── Extracted records
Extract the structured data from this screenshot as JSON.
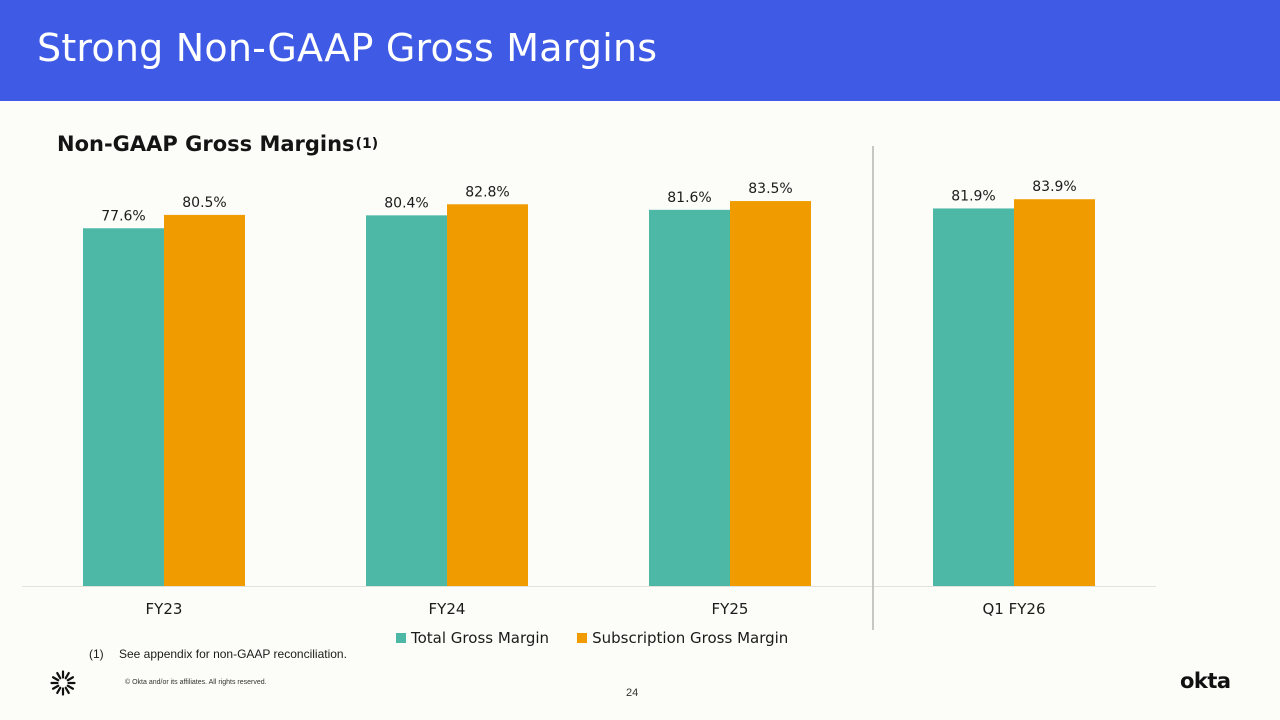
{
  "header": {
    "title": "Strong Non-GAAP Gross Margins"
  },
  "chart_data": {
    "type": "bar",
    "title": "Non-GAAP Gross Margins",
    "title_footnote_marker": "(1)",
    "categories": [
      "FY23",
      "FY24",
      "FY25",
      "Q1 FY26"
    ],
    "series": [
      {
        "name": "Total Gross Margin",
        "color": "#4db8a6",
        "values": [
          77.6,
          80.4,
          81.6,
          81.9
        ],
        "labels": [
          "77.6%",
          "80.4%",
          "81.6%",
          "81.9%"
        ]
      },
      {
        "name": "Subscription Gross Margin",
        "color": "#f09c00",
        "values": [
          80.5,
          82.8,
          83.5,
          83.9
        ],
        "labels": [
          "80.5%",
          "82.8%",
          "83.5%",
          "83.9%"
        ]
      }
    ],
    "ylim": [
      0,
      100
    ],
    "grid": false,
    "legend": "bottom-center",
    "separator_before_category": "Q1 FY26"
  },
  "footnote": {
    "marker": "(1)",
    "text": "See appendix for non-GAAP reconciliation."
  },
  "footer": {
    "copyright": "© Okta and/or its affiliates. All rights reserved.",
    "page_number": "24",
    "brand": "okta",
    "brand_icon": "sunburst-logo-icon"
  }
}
────
── Extracted records
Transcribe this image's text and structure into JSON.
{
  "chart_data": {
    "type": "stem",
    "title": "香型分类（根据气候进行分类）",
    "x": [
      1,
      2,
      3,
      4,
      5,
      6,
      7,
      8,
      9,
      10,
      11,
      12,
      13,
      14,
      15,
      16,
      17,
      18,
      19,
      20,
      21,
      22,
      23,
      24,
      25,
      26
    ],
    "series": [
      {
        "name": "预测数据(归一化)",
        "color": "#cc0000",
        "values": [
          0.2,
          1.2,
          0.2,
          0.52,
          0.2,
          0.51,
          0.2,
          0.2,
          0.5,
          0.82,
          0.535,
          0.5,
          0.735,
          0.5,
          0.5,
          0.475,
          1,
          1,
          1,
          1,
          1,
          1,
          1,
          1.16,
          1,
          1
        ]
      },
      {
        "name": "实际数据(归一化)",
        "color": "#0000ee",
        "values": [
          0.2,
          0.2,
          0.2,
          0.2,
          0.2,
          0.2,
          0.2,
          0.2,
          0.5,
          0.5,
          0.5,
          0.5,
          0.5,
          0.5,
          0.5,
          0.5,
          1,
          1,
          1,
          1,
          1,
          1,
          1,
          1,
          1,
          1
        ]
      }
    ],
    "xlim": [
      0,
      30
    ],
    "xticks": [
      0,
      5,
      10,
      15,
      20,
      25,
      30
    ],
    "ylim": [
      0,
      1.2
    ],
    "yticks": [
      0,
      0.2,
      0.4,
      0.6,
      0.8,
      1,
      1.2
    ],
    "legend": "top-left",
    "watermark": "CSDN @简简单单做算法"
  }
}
────
── Extracted records
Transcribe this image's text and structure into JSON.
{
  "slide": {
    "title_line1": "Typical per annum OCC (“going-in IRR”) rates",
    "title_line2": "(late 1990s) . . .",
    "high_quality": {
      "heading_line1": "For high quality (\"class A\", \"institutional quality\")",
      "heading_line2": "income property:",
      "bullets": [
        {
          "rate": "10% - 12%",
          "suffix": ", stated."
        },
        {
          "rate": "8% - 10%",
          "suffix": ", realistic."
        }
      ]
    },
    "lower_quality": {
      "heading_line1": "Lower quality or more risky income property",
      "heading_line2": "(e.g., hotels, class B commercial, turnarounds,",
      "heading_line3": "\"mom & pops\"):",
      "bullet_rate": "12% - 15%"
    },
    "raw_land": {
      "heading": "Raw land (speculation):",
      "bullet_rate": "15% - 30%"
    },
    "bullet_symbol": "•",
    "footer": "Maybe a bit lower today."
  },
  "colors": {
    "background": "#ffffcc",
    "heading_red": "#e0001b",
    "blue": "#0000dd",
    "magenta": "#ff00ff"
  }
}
────
| Task |
In the records above, how many lines hold the string "income"? Reply with only the number.

| Correct output |
2